• [Предложенный отрывок]
☆ ☆ ☆
Многие страницы книги посвящены увлекательному и страстному расследованию – была ли в жизни писателя (персонажа) любовь? Любит ли (любим ли) Дельвиг? Андерсен? Гончаров? Башмачкин?
Вообще, если попытаться представить себе условный литературоведческий «судебный процесс» над писателем, то, по воображаемому же «уголовному кодексу» Лурье, – не талант, не заслуги ума, не нужность читателю, а любовь – вот главное свидетельство защиты и главное смягчающее обстоятельство.
Прочитывается в «Успехах» и еще одна история.
«Догадывался ли он, что напророчил себе одинокую, отравленную манией преследования кончину?» (о Дефо). «Приступы страха, приступы злобы, повсюду мерещатся угрожающие взгляды...» (О Блоке). Отчасти автор сам объяснил, почему его так тянет заниматься историей писательских фобий: «Ахматова, Пастернак, Булгаков и еще очень многие – разве не годами, не десятилетиями у позорного столба выстрадали они свои неврозы и мании?»
Герой «Театрального романа» советовал: «И вообще, раньше чем этим словом швыряться, надо бы узнать поточнее, что такое неврастения». Лурье помогает «узнать поточнее». В блестящей и мучительной статье о Зощенко (у которой мог бы быть подзаголовок – «История одного (писательского) невроза») он описал зощенковское заболевание с пугающей ясностью – и так лично, как можно написать только о двойнике. Цель этих – почти беспощадных – дознаваний, конечно, не в констатации медицинского факта. Поразительно, что Лурье исследует многолетнюю историю борьбы писателя с болезнью – и неутешительное резюме его таково: «Получается, что художником он был, пока не выздоровел, – лет пятнадцать. Пока не истратил весь талант – на борьбу с талантом».
Свой «театр одного актера» Лурье разыгрывает на разные голоса.
Его конферанс – самому себе – по-бегемотовски обаятелен и по-бегемотовски саркастичен (лучший шут на свете!), но когда он снимает «маску с голоса» и мы слышим речь от первого лица – чей это «непонятного тембра голос»? Уж не Воланда ли?
Во всяком случае, подобно тому как Воланд экзаменует людей – Лурье проверяет сочинения тестом «на человечность», и его, как и Воланда, остро интересуют (особенно в книгах давних времен) такие сюжеты, где милосердие иногда стучится в их сердца: «Абсурдное существо этот сэр Ламорак. Прямо князь Мышкин. Его тема, его навязчивая идея – победить, чтобы сразу сдаться». «Это проза варваров... Но: ...читая исландские саги, чувствовать себя одним из людей – приятно и вроде как даже лестно».
☆ ☆ ☆
• [Данные для анализа макета документа]
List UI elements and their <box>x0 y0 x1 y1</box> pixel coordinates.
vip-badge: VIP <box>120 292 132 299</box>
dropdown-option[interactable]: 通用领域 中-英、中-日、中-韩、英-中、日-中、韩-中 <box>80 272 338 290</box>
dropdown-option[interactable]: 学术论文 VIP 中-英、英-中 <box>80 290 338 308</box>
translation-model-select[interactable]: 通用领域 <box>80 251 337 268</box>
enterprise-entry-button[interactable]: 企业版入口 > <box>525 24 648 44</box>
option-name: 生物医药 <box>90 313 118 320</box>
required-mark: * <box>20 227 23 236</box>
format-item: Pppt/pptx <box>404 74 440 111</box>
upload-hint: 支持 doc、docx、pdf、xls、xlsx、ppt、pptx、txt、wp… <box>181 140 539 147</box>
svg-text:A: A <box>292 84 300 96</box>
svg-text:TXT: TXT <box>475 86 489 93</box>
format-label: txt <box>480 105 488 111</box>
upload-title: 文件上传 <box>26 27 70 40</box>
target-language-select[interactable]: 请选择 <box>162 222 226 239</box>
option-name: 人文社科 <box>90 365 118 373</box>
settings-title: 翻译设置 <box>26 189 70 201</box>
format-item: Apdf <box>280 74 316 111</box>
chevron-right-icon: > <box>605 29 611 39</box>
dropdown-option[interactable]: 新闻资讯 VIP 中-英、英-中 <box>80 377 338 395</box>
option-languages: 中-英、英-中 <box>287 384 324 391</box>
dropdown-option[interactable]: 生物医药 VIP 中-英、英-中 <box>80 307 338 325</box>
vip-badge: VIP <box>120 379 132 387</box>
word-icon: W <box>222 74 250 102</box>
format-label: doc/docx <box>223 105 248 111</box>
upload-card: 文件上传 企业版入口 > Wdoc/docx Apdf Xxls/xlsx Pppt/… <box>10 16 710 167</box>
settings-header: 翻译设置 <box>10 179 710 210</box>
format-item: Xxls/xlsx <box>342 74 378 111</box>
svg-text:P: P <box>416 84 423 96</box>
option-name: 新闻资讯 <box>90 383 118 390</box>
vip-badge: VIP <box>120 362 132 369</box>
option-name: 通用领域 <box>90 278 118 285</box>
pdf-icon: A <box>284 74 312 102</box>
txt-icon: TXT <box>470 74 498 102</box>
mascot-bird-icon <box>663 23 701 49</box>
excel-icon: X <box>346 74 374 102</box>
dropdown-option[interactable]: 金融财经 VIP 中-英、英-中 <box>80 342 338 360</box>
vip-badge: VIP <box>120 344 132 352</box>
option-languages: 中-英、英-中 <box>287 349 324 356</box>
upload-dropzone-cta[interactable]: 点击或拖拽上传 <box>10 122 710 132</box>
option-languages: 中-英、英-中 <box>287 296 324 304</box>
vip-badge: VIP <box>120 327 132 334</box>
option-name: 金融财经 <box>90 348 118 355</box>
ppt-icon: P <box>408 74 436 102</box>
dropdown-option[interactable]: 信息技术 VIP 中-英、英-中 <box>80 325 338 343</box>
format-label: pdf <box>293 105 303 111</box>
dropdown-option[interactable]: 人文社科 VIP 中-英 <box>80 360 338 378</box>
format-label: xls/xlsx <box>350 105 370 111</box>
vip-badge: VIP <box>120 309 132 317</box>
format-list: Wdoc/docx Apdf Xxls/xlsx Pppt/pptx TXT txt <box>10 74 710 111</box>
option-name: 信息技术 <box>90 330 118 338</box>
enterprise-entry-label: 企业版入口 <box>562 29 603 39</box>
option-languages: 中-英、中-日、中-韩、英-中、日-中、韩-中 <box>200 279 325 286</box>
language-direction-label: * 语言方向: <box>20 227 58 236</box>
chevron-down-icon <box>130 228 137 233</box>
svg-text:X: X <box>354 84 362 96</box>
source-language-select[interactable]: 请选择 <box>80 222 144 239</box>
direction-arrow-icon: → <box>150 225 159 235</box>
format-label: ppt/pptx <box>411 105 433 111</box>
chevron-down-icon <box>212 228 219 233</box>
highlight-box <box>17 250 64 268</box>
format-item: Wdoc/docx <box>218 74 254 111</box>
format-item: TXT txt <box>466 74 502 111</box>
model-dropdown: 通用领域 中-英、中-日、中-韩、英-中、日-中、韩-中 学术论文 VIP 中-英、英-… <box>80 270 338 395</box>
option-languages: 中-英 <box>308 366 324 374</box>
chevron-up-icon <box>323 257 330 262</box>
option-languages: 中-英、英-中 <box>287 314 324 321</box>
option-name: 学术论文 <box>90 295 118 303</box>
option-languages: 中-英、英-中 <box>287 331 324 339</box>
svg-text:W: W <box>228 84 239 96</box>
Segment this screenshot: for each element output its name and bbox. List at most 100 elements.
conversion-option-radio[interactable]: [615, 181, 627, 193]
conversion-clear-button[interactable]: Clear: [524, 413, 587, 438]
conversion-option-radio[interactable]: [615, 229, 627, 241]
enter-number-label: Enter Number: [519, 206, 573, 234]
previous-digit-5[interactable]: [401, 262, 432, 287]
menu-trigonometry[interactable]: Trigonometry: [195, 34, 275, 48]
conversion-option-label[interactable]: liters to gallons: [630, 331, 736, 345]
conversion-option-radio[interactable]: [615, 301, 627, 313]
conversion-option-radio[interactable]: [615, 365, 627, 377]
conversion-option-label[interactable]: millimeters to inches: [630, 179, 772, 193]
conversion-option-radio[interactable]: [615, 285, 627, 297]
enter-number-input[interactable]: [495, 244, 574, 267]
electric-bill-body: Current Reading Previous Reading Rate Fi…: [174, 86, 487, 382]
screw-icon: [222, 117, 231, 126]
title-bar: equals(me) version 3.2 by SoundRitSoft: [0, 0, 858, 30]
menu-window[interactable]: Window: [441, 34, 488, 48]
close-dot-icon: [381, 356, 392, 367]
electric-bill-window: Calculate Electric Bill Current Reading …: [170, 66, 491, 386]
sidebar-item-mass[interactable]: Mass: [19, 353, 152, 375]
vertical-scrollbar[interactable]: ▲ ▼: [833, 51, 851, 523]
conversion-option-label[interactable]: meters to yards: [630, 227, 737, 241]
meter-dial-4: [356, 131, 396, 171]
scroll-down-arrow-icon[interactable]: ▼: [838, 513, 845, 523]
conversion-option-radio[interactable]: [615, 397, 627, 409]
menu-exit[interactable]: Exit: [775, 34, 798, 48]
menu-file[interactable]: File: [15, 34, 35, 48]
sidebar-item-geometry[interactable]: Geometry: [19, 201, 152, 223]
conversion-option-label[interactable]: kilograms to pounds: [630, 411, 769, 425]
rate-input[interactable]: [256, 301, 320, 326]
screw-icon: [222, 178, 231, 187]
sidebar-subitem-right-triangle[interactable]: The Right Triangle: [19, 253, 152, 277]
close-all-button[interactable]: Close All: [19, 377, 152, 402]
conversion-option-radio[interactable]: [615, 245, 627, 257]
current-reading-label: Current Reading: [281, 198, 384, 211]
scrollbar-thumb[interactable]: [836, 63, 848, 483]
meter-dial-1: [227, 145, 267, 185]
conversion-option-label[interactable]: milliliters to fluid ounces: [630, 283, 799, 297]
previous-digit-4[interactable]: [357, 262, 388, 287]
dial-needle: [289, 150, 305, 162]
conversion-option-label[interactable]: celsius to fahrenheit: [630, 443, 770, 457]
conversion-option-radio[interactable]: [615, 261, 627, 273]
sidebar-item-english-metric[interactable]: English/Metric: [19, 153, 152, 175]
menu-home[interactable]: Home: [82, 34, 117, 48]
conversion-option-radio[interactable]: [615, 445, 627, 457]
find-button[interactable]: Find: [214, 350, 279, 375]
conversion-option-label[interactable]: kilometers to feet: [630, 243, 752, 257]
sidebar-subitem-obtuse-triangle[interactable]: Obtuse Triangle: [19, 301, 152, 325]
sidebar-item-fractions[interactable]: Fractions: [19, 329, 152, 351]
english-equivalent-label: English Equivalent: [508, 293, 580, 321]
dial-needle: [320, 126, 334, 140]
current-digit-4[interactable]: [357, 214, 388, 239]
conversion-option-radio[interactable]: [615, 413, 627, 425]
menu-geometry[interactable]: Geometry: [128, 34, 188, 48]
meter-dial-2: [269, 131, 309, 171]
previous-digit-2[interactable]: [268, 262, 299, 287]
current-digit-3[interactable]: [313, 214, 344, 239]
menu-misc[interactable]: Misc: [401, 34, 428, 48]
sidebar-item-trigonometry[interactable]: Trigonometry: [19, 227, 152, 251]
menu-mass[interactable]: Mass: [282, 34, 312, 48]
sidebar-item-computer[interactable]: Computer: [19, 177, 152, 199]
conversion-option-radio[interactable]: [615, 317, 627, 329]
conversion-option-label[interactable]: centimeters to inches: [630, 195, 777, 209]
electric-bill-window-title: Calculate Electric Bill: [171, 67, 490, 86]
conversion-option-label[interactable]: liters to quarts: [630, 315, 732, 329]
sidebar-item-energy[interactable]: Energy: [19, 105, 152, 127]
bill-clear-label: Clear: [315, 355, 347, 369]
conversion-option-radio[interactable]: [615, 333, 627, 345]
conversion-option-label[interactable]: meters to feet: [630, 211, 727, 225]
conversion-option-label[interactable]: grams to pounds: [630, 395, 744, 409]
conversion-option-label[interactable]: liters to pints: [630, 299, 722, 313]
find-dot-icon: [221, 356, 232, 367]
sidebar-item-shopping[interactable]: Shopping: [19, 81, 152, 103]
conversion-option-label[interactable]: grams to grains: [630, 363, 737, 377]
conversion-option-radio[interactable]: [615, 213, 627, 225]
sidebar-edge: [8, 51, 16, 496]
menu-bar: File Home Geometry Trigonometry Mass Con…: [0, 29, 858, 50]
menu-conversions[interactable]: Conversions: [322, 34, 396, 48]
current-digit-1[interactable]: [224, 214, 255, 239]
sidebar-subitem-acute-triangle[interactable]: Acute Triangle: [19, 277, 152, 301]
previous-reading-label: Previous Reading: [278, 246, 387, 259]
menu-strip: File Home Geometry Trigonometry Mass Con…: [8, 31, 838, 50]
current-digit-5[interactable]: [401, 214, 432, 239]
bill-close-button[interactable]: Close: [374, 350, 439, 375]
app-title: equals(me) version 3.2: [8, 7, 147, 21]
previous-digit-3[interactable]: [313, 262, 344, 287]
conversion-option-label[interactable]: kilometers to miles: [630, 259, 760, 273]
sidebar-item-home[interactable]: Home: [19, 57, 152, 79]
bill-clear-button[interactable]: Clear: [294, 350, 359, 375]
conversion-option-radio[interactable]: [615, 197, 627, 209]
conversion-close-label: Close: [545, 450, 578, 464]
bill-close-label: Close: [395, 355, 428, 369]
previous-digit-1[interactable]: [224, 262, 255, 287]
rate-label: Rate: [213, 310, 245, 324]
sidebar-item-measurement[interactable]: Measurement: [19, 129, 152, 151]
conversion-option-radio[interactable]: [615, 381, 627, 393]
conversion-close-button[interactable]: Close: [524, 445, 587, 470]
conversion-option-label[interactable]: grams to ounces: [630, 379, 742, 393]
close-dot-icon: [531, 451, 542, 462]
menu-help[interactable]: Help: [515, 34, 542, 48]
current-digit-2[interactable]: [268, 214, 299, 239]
☆ ☆ ☆
• [Задания для выполнения]
**1)** Скопируйте дословно фрагмент отрывка о книге Лурье: начните со слов, в которых есть «Вообще, если попытаться», и остановитесь после «еще одна история.».
**2)** О чём говорит отрывок о книге Лурье? Перескажите его в двух предложениях.

• [Ответы к заданиям]
**1)**
Вообще, если попытаться представить себе условный литературоведческий «судебный процесс» над писателем, то, по воображаемому же «уголовному кодексу» Лурье, – не талант, не заслуги ума, не нужность читателю, а любовь – вот главное свидетельство защиты и главное смягчающее обстоятельство.
Прочитывается в «Успехах» и еще одна история.

**2)** Многие страницы книги Лурье посвящены вопросу о том, была ли любовь в жизни писателя или персонажа, и именно любовь служит у него главным свидетельством защиты. Кроме того, Лурье исследует историю писательских фобий и неврозов, в том числе болезнь Зощенко, и, подобно Воланду, проверяет сочинения тестом «на человечность».